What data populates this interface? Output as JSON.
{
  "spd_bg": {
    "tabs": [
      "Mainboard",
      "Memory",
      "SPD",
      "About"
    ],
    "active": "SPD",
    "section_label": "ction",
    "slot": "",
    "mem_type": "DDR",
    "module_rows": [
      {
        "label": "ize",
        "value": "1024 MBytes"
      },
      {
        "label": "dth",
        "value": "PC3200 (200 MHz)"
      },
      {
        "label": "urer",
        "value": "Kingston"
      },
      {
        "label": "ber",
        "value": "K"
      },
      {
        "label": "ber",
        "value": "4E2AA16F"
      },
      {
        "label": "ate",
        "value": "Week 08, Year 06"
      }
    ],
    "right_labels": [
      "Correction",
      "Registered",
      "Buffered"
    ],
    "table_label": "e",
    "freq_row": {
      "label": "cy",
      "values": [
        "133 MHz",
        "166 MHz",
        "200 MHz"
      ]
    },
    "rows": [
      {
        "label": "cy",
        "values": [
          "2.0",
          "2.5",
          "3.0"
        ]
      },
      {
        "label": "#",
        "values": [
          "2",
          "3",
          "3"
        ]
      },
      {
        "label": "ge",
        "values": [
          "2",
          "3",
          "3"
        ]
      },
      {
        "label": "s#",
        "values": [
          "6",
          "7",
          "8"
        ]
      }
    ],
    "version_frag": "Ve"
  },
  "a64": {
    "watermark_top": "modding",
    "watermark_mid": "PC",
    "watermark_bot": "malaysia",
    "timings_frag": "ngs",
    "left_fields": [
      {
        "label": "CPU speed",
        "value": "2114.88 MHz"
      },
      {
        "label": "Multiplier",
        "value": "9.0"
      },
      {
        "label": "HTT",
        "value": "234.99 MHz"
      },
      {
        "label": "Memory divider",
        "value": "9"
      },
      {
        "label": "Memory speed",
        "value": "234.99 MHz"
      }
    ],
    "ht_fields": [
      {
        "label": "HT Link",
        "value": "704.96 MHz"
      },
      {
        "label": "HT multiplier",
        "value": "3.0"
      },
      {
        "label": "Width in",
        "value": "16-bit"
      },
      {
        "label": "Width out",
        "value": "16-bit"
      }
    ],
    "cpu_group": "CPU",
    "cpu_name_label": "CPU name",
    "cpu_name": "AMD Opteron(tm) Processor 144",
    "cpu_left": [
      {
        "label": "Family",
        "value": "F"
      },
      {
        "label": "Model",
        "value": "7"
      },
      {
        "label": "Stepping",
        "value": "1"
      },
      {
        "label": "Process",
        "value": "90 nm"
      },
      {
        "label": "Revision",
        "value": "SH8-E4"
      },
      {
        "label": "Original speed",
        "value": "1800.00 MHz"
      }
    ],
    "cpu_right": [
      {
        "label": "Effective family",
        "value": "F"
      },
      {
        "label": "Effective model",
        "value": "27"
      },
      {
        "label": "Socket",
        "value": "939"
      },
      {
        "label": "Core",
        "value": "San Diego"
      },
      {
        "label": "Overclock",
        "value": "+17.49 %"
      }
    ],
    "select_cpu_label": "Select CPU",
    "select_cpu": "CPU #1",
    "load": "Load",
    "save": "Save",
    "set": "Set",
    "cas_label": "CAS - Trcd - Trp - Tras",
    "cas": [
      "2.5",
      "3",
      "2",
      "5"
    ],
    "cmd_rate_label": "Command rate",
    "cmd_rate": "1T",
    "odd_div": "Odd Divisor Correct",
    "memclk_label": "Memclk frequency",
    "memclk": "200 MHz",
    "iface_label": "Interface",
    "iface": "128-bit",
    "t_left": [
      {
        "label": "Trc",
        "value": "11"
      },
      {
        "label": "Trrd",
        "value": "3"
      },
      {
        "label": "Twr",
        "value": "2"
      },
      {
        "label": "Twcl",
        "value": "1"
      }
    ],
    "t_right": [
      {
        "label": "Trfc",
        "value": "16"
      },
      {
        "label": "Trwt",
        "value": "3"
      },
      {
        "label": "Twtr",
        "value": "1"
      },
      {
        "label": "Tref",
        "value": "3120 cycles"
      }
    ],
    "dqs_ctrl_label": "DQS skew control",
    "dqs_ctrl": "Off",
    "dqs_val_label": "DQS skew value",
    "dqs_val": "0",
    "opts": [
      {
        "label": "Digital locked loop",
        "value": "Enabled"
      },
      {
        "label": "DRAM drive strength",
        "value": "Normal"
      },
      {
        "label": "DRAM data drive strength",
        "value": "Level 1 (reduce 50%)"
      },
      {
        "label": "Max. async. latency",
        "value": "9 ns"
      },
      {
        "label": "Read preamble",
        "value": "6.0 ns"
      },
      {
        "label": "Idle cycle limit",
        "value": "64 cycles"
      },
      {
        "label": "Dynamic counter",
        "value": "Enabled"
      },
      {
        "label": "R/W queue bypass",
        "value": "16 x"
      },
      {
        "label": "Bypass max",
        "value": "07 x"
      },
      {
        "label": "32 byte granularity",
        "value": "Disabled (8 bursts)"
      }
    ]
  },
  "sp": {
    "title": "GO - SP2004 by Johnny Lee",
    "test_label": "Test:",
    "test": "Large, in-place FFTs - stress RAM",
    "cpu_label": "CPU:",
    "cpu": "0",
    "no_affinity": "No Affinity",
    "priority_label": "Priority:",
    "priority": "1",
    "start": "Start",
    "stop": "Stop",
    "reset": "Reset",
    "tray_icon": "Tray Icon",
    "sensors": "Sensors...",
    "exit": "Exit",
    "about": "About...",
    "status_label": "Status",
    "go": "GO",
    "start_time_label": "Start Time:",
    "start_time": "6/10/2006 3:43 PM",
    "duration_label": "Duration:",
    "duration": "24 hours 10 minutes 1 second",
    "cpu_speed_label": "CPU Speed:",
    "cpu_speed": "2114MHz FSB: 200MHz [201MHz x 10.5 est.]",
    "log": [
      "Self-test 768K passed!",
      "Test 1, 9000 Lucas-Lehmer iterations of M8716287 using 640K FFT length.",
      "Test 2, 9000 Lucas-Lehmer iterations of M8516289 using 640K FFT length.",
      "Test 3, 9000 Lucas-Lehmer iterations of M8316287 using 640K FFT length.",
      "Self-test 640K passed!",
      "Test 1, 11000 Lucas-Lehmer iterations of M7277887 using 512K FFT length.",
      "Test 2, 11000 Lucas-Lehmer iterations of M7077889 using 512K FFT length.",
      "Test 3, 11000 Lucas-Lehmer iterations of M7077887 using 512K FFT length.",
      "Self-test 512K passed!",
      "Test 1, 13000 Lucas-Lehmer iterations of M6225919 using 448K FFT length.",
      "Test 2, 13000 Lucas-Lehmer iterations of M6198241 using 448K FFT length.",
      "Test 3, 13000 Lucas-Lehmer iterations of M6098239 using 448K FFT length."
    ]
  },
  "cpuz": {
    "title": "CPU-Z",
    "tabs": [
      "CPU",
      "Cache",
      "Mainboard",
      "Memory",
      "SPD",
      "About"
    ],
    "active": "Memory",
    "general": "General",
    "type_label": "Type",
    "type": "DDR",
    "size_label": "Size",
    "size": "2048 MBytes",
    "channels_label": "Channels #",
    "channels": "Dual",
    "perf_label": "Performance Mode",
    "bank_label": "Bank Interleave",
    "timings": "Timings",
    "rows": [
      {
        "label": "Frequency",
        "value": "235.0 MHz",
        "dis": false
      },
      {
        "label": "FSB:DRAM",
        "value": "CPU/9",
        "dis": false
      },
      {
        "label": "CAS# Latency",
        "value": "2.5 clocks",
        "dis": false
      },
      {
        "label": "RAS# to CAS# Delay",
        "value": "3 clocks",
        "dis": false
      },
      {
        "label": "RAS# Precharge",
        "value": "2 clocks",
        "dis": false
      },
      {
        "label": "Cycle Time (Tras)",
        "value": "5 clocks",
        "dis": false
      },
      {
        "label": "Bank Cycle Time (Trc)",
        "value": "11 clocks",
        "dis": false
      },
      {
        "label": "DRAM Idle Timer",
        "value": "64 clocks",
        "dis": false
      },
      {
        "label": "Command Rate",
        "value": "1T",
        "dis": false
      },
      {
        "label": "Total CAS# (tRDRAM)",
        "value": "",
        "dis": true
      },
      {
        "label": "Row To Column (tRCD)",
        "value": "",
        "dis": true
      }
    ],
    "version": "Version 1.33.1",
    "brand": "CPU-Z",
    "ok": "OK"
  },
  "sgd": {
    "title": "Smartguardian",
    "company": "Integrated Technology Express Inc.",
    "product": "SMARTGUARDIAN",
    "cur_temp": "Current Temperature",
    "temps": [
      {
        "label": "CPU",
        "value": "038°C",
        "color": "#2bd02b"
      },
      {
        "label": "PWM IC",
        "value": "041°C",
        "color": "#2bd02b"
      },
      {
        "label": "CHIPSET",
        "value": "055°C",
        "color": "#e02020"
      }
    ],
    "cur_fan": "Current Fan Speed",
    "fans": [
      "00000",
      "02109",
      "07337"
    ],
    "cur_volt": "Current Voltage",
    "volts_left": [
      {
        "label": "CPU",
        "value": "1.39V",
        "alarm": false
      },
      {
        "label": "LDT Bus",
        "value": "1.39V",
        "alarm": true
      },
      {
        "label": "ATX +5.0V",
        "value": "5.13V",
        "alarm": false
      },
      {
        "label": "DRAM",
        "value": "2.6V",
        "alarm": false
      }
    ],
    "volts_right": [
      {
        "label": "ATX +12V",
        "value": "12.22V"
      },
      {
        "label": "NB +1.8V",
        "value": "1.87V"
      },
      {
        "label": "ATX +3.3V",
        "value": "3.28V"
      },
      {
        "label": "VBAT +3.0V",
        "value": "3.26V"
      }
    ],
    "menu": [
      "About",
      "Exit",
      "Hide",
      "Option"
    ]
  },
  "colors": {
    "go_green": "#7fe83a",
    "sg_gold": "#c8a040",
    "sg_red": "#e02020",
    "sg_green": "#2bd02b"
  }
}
┄┄┄┄┄┄
From the records, copy every line that has the string "clocks" in it.

        "value": "2.5 clocks",
        "value": "3 clocks",
        "value": "2 clocks",
        "value": "5 clocks",
        "value": "11 clocks",
        "value": "64 clocks",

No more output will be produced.